Data entries
=====
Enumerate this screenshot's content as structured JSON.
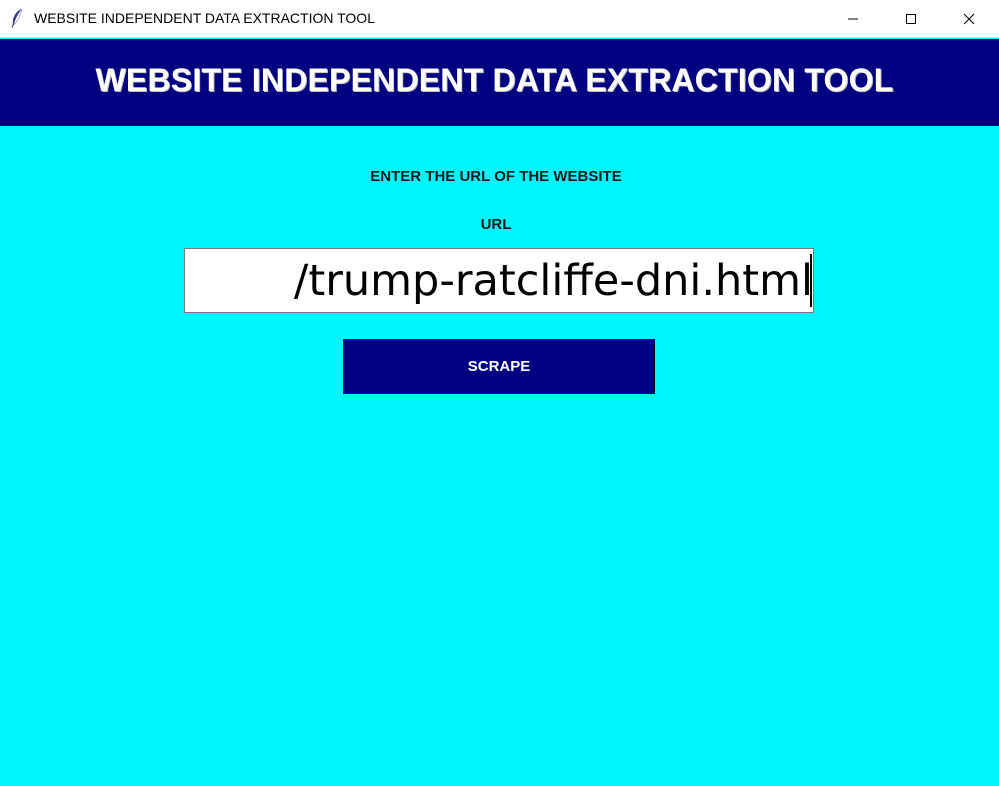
{
  "window": {
    "title": "WEBSITE INDEPENDENT DATA EXTRACTION TOOL",
    "app_icon": "feather-icon",
    "controls": {
      "minimize_icon": "minimize-icon",
      "maximize_icon": "maximize-icon",
      "close_icon": "close-icon"
    }
  },
  "header": {
    "title": "WEBSITE INDEPENDENT DATA EXTRACTION TOOL"
  },
  "form": {
    "instruction": "ENTER THE URL OF THE WEBSITE",
    "url_label": "URL",
    "url_value": "/trump-ratcliffe-dni.html",
    "scrape_label": "SCRAPE"
  },
  "colors": {
    "background": "#00f5ff",
    "header_bg": "#000080",
    "button_bg": "#000080",
    "header_text": "#ffffff"
  }
}
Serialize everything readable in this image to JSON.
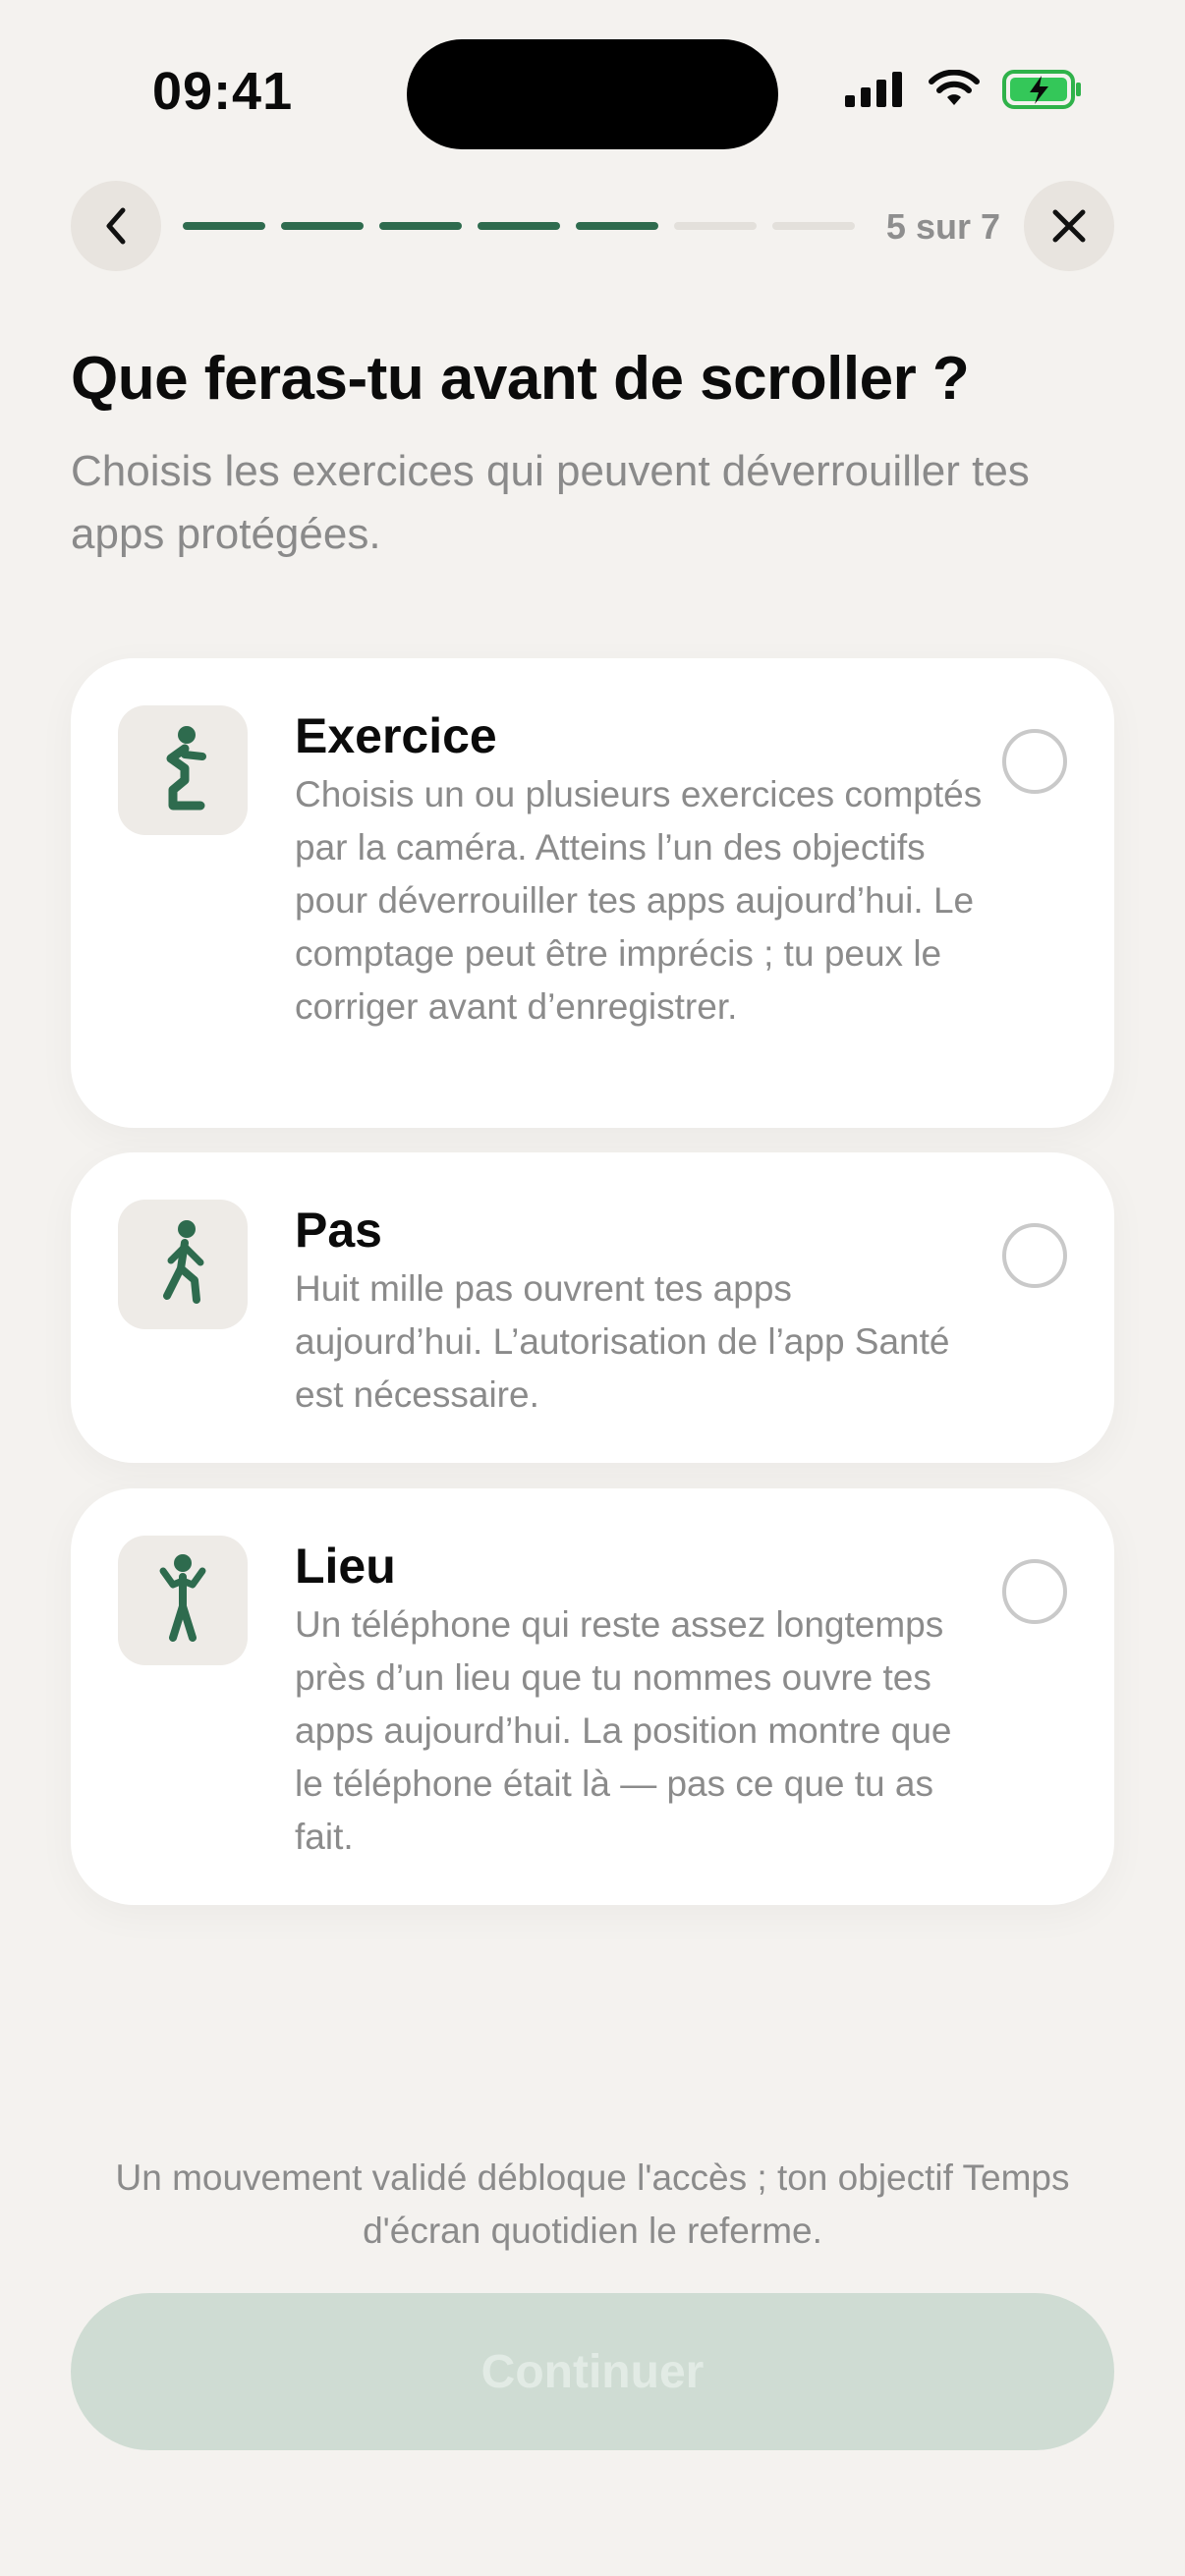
{
  "status_bar": {
    "time": "09:41"
  },
  "nav": {
    "step_label": "5 sur 7",
    "progress_total": 7,
    "progress_completed": 5
  },
  "header": {
    "title": "Que feras-tu avant de scroller ?",
    "subtitle": "Choisis les exercices qui peuvent déverrouiller tes apps protégées."
  },
  "options": [
    {
      "title": "Exercice",
      "description": "Choisis un ou plusieurs exercices comptés par la caméra. Atteins l’un des objectifs pour déverrouiller tes apps aujourd’hui. Le comptage peut être imprécis ; tu peux le corriger avant d’enregistrer.",
      "icon": "squat-figure-icon",
      "selected": false
    },
    {
      "title": "Pas",
      "description": "Huit mille pas ouvrent tes apps aujourd’hui. L’autorisation de l’app Santé est nécessaire.",
      "icon": "walking-figure-icon",
      "selected": false
    },
    {
      "title": "Lieu",
      "description": "Un téléphone qui reste assez longtemps près d’un lieu que tu nommes ouvre tes apps aujourd’hui. La position montre que le téléphone était là — pas ce que tu as fait.",
      "icon": "standing-figure-icon",
      "selected": false
    }
  ],
  "footer": {
    "note": "Un mouvement validé débloque l'accès ; ton objectif Temps d'écran quotidien le referme.",
    "continue_label": "Continuer"
  },
  "colors": {
    "background": "#f4f2ef",
    "accent": "#2e6b4e",
    "button_disabled": "#cfdcd3"
  }
}
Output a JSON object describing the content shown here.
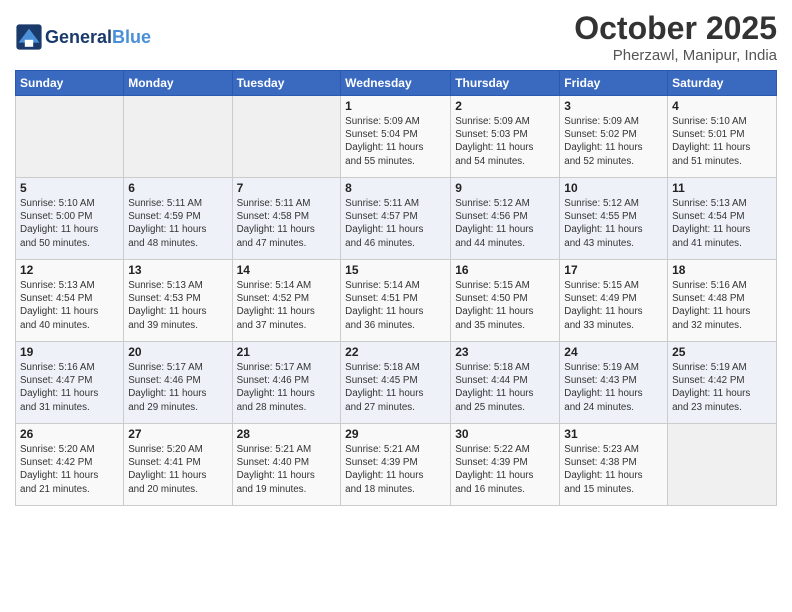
{
  "header": {
    "logo_general": "General",
    "logo_blue": "Blue",
    "month_title": "October 2025",
    "location": "Pherzawl, Manipur, India"
  },
  "days_of_week": [
    "Sunday",
    "Monday",
    "Tuesday",
    "Wednesday",
    "Thursday",
    "Friday",
    "Saturday"
  ],
  "weeks": [
    [
      {
        "day": "",
        "info": ""
      },
      {
        "day": "",
        "info": ""
      },
      {
        "day": "",
        "info": ""
      },
      {
        "day": "1",
        "info": "Sunrise: 5:09 AM\nSunset: 5:04 PM\nDaylight: 11 hours\nand 55 minutes."
      },
      {
        "day": "2",
        "info": "Sunrise: 5:09 AM\nSunset: 5:03 PM\nDaylight: 11 hours\nand 54 minutes."
      },
      {
        "day": "3",
        "info": "Sunrise: 5:09 AM\nSunset: 5:02 PM\nDaylight: 11 hours\nand 52 minutes."
      },
      {
        "day": "4",
        "info": "Sunrise: 5:10 AM\nSunset: 5:01 PM\nDaylight: 11 hours\nand 51 minutes."
      }
    ],
    [
      {
        "day": "5",
        "info": "Sunrise: 5:10 AM\nSunset: 5:00 PM\nDaylight: 11 hours\nand 50 minutes."
      },
      {
        "day": "6",
        "info": "Sunrise: 5:11 AM\nSunset: 4:59 PM\nDaylight: 11 hours\nand 48 minutes."
      },
      {
        "day": "7",
        "info": "Sunrise: 5:11 AM\nSunset: 4:58 PM\nDaylight: 11 hours\nand 47 minutes."
      },
      {
        "day": "8",
        "info": "Sunrise: 5:11 AM\nSunset: 4:57 PM\nDaylight: 11 hours\nand 46 minutes."
      },
      {
        "day": "9",
        "info": "Sunrise: 5:12 AM\nSunset: 4:56 PM\nDaylight: 11 hours\nand 44 minutes."
      },
      {
        "day": "10",
        "info": "Sunrise: 5:12 AM\nSunset: 4:55 PM\nDaylight: 11 hours\nand 43 minutes."
      },
      {
        "day": "11",
        "info": "Sunrise: 5:13 AM\nSunset: 4:54 PM\nDaylight: 11 hours\nand 41 minutes."
      }
    ],
    [
      {
        "day": "12",
        "info": "Sunrise: 5:13 AM\nSunset: 4:54 PM\nDaylight: 11 hours\nand 40 minutes."
      },
      {
        "day": "13",
        "info": "Sunrise: 5:13 AM\nSunset: 4:53 PM\nDaylight: 11 hours\nand 39 minutes."
      },
      {
        "day": "14",
        "info": "Sunrise: 5:14 AM\nSunset: 4:52 PM\nDaylight: 11 hours\nand 37 minutes."
      },
      {
        "day": "15",
        "info": "Sunrise: 5:14 AM\nSunset: 4:51 PM\nDaylight: 11 hours\nand 36 minutes."
      },
      {
        "day": "16",
        "info": "Sunrise: 5:15 AM\nSunset: 4:50 PM\nDaylight: 11 hours\nand 35 minutes."
      },
      {
        "day": "17",
        "info": "Sunrise: 5:15 AM\nSunset: 4:49 PM\nDaylight: 11 hours\nand 33 minutes."
      },
      {
        "day": "18",
        "info": "Sunrise: 5:16 AM\nSunset: 4:48 PM\nDaylight: 11 hours\nand 32 minutes."
      }
    ],
    [
      {
        "day": "19",
        "info": "Sunrise: 5:16 AM\nSunset: 4:47 PM\nDaylight: 11 hours\nand 31 minutes."
      },
      {
        "day": "20",
        "info": "Sunrise: 5:17 AM\nSunset: 4:46 PM\nDaylight: 11 hours\nand 29 minutes."
      },
      {
        "day": "21",
        "info": "Sunrise: 5:17 AM\nSunset: 4:46 PM\nDaylight: 11 hours\nand 28 minutes."
      },
      {
        "day": "22",
        "info": "Sunrise: 5:18 AM\nSunset: 4:45 PM\nDaylight: 11 hours\nand 27 minutes."
      },
      {
        "day": "23",
        "info": "Sunrise: 5:18 AM\nSunset: 4:44 PM\nDaylight: 11 hours\nand 25 minutes."
      },
      {
        "day": "24",
        "info": "Sunrise: 5:19 AM\nSunset: 4:43 PM\nDaylight: 11 hours\nand 24 minutes."
      },
      {
        "day": "25",
        "info": "Sunrise: 5:19 AM\nSunset: 4:42 PM\nDaylight: 11 hours\nand 23 minutes."
      }
    ],
    [
      {
        "day": "26",
        "info": "Sunrise: 5:20 AM\nSunset: 4:42 PM\nDaylight: 11 hours\nand 21 minutes."
      },
      {
        "day": "27",
        "info": "Sunrise: 5:20 AM\nSunset: 4:41 PM\nDaylight: 11 hours\nand 20 minutes."
      },
      {
        "day": "28",
        "info": "Sunrise: 5:21 AM\nSunset: 4:40 PM\nDaylight: 11 hours\nand 19 minutes."
      },
      {
        "day": "29",
        "info": "Sunrise: 5:21 AM\nSunset: 4:39 PM\nDaylight: 11 hours\nand 18 minutes."
      },
      {
        "day": "30",
        "info": "Sunrise: 5:22 AM\nSunset: 4:39 PM\nDaylight: 11 hours\nand 16 minutes."
      },
      {
        "day": "31",
        "info": "Sunrise: 5:23 AM\nSunset: 4:38 PM\nDaylight: 11 hours\nand 15 minutes."
      },
      {
        "day": "",
        "info": ""
      }
    ]
  ]
}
=====
SET TASK
Each line in the listing above that contains "EXTRACTION" should be copied.

EXERCISE RESPONSE
    "title": "WEBSITE INDEPENDENT DATA EXTRACTION TOOL",
    "title": "WEBSITE INDEPENDENT DATA EXTRACTION TOOL"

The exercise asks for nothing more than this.